── Record set ──

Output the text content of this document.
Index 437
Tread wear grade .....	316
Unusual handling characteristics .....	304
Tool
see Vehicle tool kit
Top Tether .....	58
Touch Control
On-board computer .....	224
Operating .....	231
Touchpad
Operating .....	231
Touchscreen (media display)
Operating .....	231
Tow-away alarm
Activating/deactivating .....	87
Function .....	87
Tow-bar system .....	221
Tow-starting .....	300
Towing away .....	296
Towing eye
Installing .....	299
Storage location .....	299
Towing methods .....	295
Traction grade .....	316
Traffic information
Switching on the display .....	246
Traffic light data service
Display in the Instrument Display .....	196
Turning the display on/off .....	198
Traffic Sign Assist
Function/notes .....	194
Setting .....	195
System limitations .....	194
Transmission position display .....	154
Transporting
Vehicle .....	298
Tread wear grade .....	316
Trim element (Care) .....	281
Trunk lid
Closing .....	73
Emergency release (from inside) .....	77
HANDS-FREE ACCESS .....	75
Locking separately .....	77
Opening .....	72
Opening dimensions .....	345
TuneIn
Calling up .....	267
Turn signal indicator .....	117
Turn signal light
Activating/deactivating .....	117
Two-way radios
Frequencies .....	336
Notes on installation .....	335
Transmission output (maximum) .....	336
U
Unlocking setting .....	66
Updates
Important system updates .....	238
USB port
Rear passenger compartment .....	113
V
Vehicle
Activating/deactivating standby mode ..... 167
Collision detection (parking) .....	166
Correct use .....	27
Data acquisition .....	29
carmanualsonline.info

───

Task objective: Pull out all lines from the entries above that include the word "Transmission".

Reply:
Transmission position display .....	154
Transmission output (maximum) .....	336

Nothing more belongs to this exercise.